WRITTEN REQUEST:
Reproduce the entries exactly.

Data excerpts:
..........

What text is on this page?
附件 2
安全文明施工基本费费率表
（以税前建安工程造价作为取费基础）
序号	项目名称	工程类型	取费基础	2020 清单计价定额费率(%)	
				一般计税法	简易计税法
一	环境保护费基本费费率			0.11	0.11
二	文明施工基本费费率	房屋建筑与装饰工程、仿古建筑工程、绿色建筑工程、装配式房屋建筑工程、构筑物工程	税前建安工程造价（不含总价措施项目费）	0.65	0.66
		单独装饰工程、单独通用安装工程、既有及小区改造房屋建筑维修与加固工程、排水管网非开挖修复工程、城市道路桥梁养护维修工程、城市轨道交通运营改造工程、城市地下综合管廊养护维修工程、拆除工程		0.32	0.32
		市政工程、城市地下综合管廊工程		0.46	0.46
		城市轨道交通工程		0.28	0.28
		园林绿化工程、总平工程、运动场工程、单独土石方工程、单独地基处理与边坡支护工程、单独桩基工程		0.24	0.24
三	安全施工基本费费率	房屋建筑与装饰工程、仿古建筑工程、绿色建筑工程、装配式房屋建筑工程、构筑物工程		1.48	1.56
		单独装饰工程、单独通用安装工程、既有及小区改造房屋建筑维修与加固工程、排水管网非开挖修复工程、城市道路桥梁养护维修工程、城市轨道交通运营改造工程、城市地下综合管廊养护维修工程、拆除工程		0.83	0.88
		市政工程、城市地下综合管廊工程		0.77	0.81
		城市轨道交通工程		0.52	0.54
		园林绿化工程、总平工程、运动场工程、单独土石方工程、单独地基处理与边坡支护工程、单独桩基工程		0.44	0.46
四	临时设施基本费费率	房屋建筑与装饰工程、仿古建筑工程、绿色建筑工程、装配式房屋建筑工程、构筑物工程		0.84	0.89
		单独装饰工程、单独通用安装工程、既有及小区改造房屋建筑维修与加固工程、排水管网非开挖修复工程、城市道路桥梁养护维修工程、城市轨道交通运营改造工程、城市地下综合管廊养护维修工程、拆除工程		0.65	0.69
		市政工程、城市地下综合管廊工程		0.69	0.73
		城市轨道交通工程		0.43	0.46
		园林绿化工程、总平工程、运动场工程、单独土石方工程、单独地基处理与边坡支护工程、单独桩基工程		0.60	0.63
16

..........

WRITTEN RESPONSE:
What text is on this page?
附件 2
安全文明施工基本费费率表
（以税前建安工程造价作为取费基础）
序号	项目名称	工程类型	取费基础	2020 清单计价定额费率(%)	
				一般计税法	简易计税法
一	环境保护费基本费费率			0.11	0.11
二	文明施工基本费费率	房屋建筑与装饰工程、仿古建筑工程、绿色建筑工程、装配式房屋建筑工程、构筑物工程	税前建安工程造价（不含总价措施项目费）	0.65	0.66
		单独装饰工程、单独通用安装工程、既有及小区改造房屋建筑维修与加固工程、排水管网非开挖修复工程、城市道路桥梁养护维修工程、城市轨道交通运营改造工程、城市地下综合管廊养护维修工程、拆除工程		0.32	0.32
		市政工程、城市地下综合管廊工程		0.46	0.46
		城市轨道交通工程		0.28	0.28
		园林绿化工程、总平工程、运动场工程、单独土石方工程、单独地基处理与边坡支护工程、单独桩基工程		0.24	0.24
三	安全施工基本费费率	房屋建筑与装饰工程、仿古建筑工程、绿色建筑工程、装配式房屋建筑工程、构筑物工程		1.48	1.56
		单独装饰工程、单独通用安装工程、既有及小区改造房屋建筑维修与加固工程、排水管网非开挖修复工程、城市道路桥梁养护维修工程、城市轨道交通运营改造工程、城市地下综合管廊养护维修工程、拆除工程		0.83	0.88
		市政工程、城市地下综合管廊工程		0.77	0.81
		城市轨道交通工程		0.52	0.54
		园林绿化工程、总平工程、运动场工程、单独土石方工程、单独地基处理与边坡支护工程、单独桩基工程		0.44	0.46
四	临时设施基本费费率	房屋建筑与装饰工程、仿古建筑工程、绿色建筑工程、装配式房屋建筑工程、构筑物工程		0.84	0.89
		单独装饰工程、单独通用安装工程、既有及小区改造房屋建筑维修与加固工程、排水管网非开挖修复工程、城市道路桥梁养护维修工程、城市轨道交通运营改造工程、城市地下综合管廊养护维修工程、拆除工程		0.65	0.69
		市政工程、城市地下综合管廊工程		0.69	0.73
		城市轨道交通工程		0.43	0.46
		园林绿化工程、总平工程、运动场工程、单独土石方工程、单独地基处理与边坡支护工程、单独桩基工程		0.60	0.63
16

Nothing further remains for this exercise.